- **Dataset rows**
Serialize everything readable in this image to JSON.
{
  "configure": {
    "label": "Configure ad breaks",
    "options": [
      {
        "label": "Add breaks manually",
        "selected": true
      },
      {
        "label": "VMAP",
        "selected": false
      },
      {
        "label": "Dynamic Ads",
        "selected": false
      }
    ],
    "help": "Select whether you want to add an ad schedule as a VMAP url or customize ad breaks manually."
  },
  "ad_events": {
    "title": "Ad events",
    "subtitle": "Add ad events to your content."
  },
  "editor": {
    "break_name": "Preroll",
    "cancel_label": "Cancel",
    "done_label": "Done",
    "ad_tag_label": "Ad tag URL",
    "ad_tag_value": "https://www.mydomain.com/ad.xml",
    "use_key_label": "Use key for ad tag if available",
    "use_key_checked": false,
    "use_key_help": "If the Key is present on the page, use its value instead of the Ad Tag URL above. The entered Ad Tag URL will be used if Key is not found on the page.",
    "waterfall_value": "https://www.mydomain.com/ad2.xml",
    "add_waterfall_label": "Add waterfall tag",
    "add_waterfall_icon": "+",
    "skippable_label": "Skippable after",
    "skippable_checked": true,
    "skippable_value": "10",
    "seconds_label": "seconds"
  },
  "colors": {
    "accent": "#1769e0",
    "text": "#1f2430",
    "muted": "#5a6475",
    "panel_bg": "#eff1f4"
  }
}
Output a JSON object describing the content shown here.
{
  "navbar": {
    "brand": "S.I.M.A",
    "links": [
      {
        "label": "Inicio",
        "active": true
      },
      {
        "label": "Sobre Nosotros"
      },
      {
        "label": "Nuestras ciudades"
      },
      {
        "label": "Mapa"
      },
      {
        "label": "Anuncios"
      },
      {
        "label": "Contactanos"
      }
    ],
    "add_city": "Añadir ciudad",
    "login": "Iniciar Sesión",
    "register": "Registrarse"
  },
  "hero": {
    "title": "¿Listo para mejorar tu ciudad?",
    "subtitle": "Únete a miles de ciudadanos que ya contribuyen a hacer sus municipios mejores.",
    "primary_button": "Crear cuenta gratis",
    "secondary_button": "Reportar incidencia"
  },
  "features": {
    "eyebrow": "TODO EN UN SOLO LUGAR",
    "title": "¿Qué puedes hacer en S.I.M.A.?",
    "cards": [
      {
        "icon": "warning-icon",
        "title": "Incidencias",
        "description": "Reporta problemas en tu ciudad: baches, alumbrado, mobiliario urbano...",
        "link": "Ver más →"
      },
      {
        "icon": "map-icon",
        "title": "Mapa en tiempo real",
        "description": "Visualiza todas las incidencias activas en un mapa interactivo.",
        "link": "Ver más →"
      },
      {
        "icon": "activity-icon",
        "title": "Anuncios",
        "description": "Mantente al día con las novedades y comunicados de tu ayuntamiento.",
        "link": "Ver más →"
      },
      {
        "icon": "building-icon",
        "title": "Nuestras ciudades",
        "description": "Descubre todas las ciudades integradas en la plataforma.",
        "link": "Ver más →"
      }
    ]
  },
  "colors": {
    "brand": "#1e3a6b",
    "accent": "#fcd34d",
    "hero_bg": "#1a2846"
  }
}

- **Required task**
Select every line in the records above that contains the word "true".

- **Exercise output**
        "selected": true
    "skippable_checked": true,
        "active": true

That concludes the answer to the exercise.